* **Work to be completed**
Search the data for the word "TERM" and copy every line that contains it.

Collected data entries
━━━━━━━━

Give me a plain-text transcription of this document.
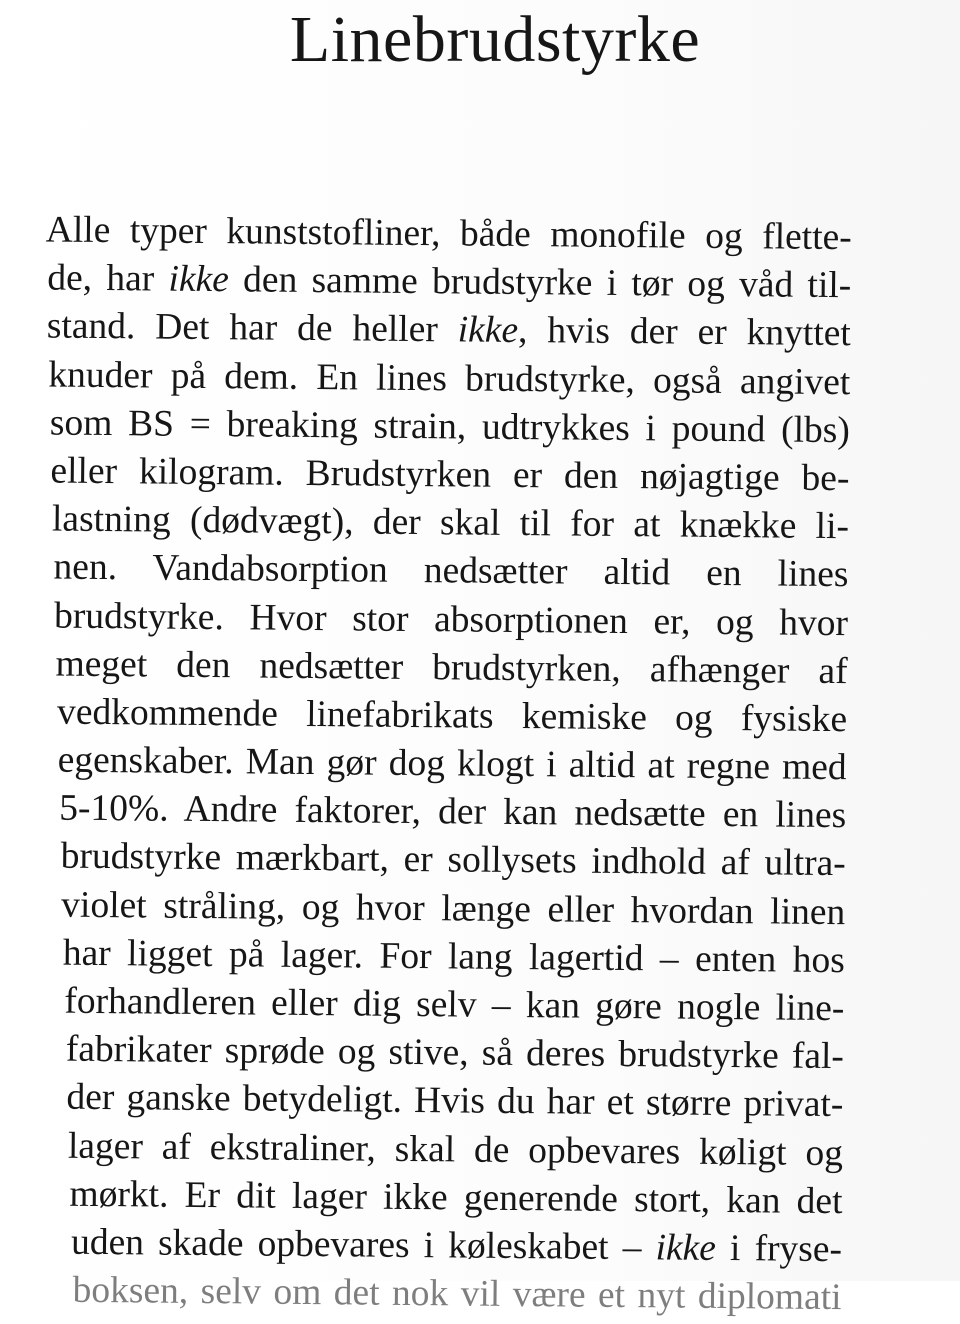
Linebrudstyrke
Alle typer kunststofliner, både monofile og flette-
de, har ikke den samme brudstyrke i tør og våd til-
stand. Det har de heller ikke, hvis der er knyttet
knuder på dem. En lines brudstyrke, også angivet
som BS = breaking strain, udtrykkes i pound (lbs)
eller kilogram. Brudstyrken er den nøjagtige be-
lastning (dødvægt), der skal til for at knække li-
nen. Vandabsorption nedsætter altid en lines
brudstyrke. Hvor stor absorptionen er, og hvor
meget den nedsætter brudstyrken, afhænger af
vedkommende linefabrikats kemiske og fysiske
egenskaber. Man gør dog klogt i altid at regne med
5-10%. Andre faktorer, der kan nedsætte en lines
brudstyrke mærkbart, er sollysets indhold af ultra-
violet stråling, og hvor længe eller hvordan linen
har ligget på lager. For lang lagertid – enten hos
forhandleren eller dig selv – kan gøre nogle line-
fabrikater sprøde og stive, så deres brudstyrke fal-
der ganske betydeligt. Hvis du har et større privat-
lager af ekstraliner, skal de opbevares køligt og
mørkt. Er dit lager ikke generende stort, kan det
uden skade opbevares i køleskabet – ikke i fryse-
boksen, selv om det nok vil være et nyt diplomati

━━━━━━━━

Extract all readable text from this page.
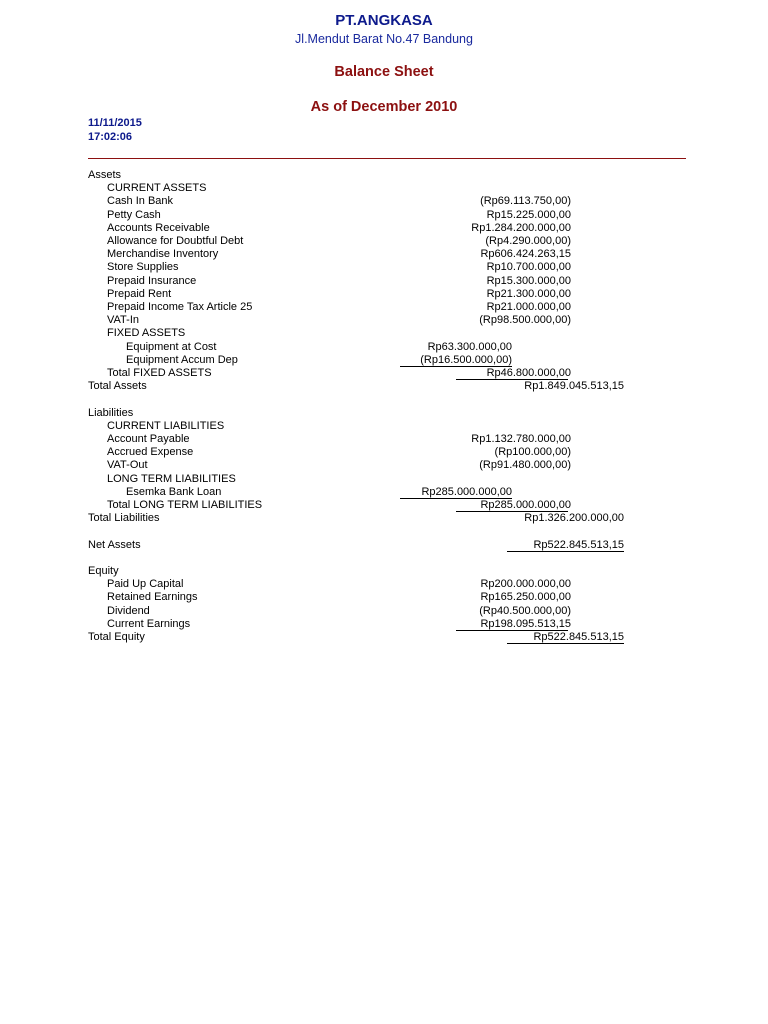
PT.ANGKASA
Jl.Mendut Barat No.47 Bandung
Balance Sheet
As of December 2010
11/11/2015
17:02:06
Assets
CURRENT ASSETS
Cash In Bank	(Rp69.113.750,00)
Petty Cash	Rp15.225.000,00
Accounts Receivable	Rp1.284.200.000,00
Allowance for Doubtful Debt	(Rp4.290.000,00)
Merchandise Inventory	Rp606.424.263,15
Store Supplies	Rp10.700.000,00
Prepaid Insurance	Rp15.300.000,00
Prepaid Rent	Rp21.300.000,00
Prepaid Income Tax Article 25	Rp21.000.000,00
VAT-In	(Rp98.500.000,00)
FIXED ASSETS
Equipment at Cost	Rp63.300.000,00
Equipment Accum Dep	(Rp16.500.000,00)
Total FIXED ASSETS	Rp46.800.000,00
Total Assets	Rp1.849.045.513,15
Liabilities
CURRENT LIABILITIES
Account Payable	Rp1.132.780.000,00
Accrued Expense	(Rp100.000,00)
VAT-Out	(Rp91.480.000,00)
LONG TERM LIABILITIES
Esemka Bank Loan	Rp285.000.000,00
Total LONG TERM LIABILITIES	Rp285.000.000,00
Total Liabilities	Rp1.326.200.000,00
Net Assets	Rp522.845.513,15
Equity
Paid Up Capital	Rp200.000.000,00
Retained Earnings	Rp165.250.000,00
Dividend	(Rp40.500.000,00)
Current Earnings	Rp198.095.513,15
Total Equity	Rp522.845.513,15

━━━━━━━━

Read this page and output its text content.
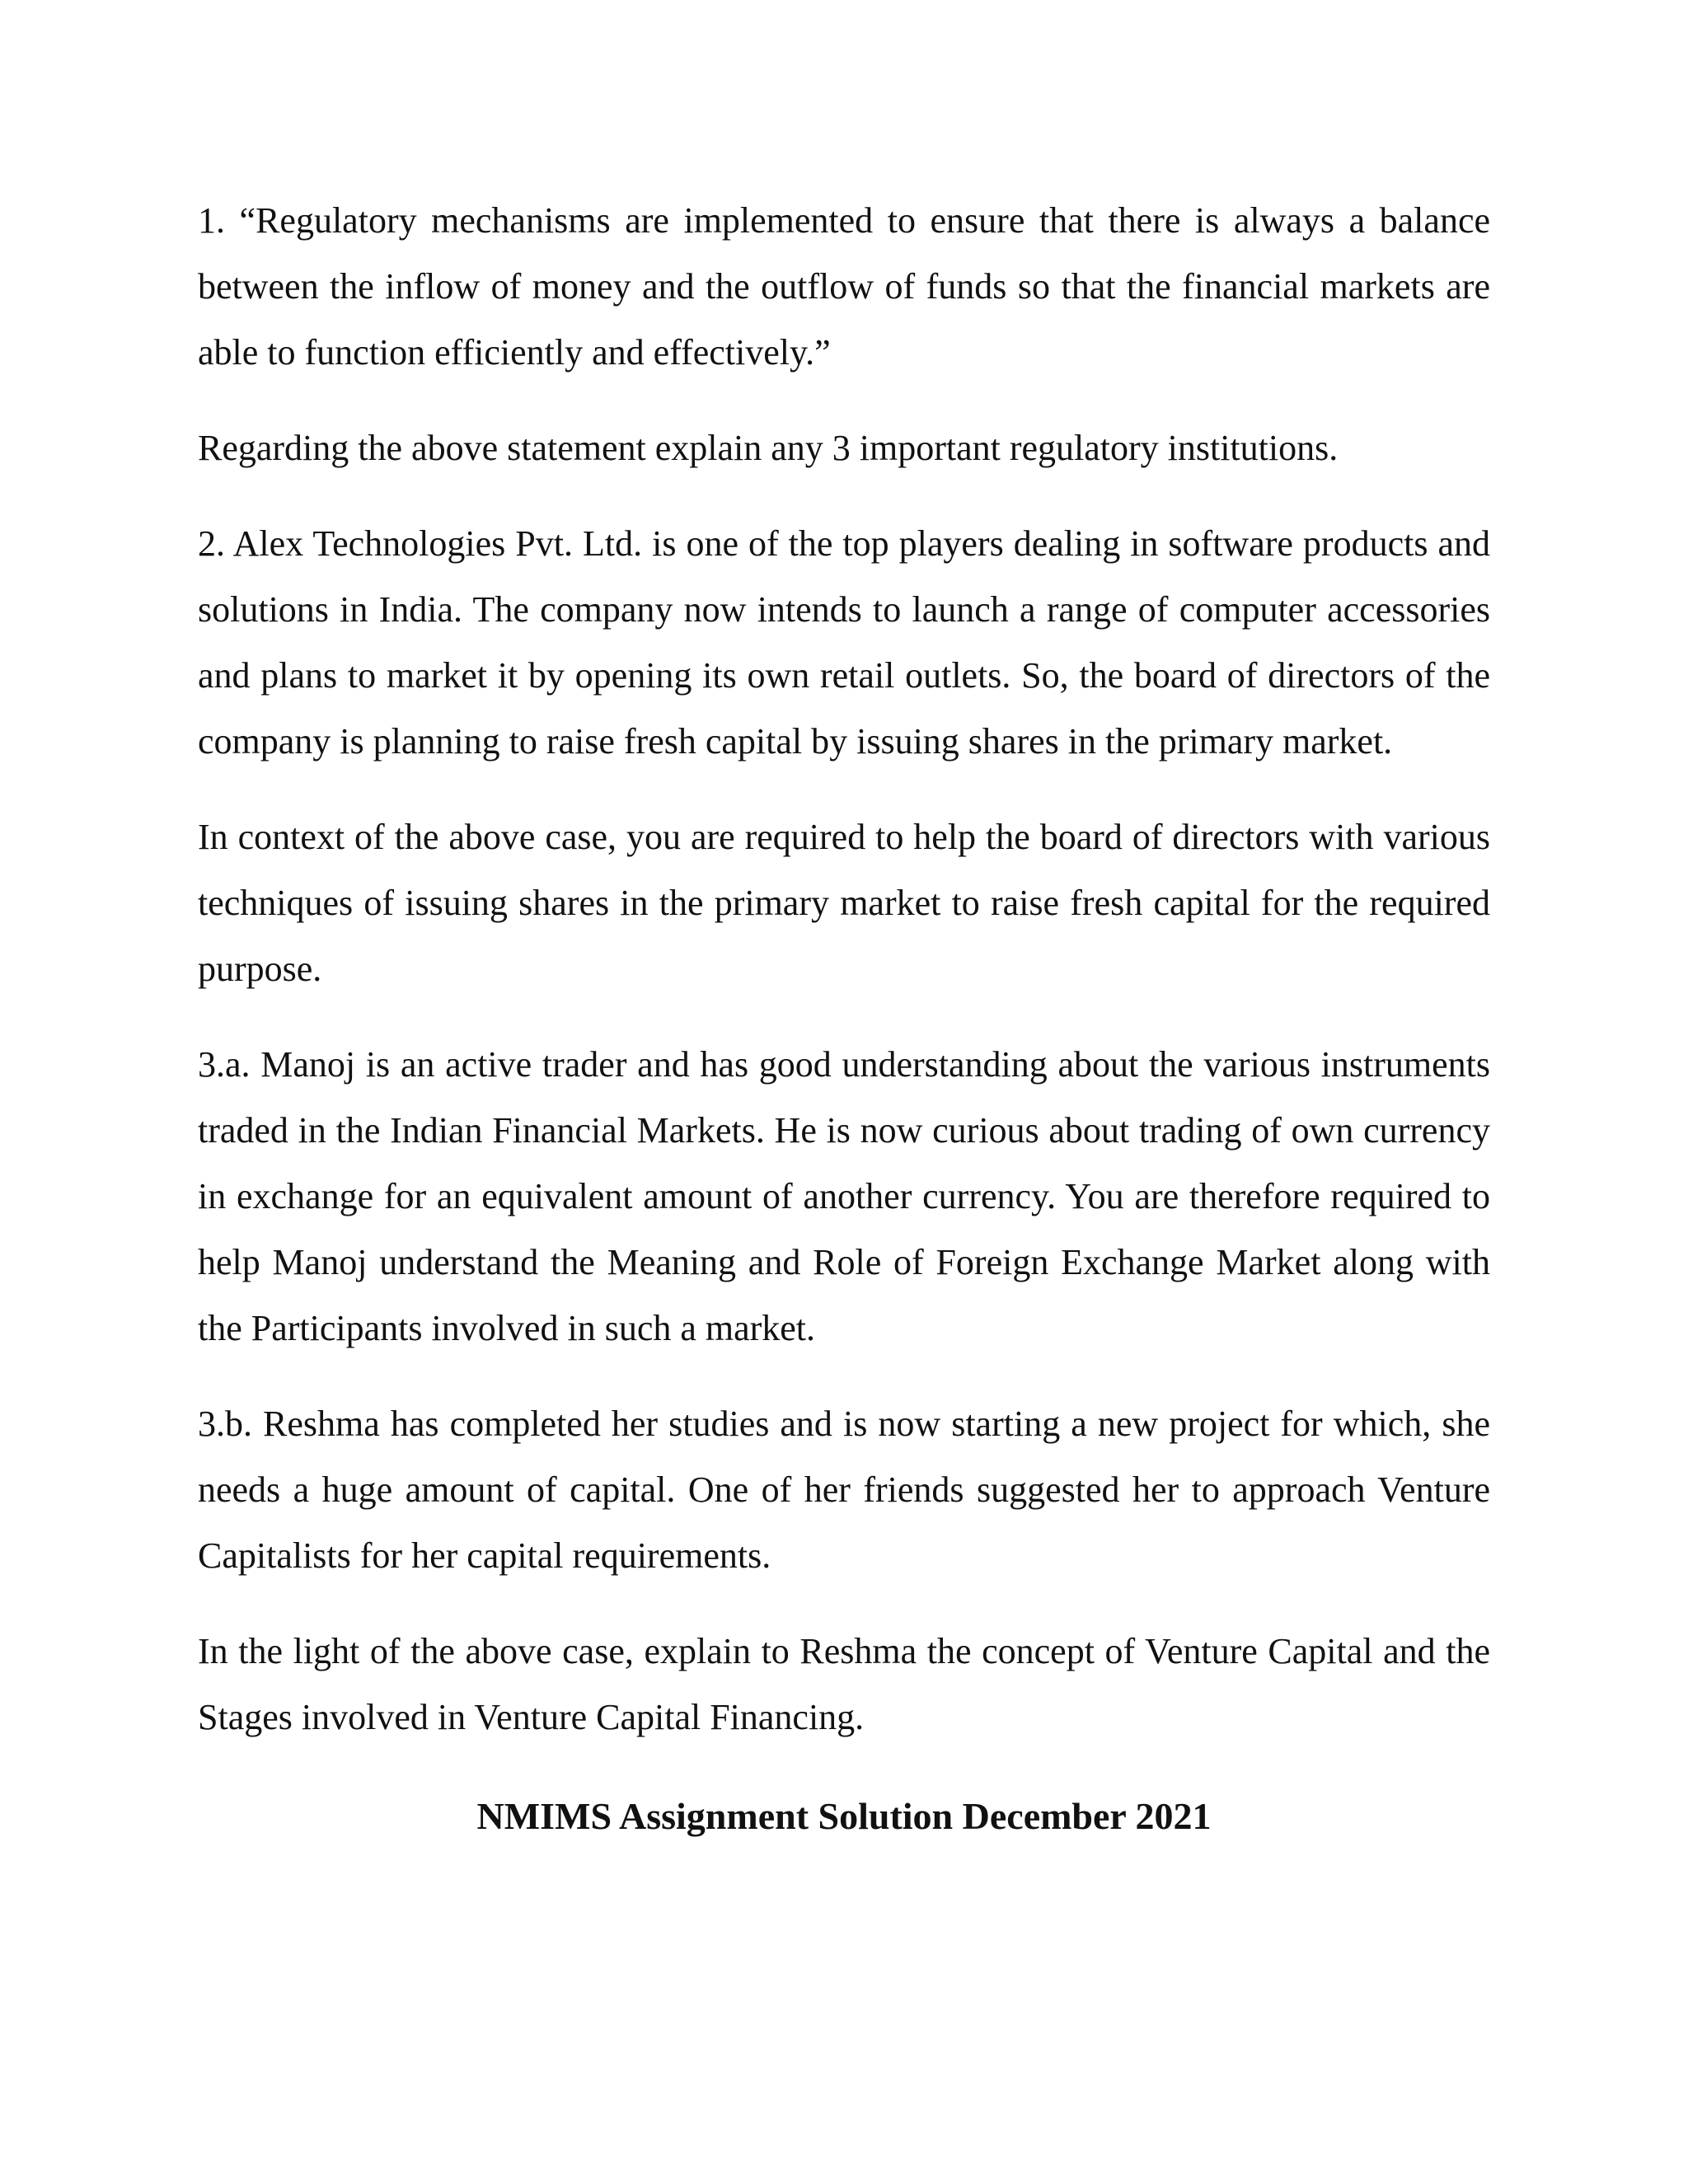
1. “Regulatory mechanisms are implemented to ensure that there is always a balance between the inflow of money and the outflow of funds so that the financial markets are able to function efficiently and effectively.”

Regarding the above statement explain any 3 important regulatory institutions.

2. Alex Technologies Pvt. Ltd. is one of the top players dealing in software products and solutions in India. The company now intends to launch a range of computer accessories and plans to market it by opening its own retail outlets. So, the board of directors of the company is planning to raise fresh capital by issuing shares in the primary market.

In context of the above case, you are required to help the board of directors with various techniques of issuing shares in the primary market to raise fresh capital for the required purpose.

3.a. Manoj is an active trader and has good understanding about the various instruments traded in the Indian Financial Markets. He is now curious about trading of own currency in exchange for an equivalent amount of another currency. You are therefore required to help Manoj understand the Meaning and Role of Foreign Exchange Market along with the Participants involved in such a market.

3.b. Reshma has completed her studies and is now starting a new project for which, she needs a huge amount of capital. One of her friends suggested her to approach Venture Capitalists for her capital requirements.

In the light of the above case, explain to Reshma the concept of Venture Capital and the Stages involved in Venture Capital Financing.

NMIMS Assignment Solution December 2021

━━━━━━━━

* **Full solution**
LONG TERM LIABILITIES
Total LONG TERM LIABILITIES	Rp285.000.000,00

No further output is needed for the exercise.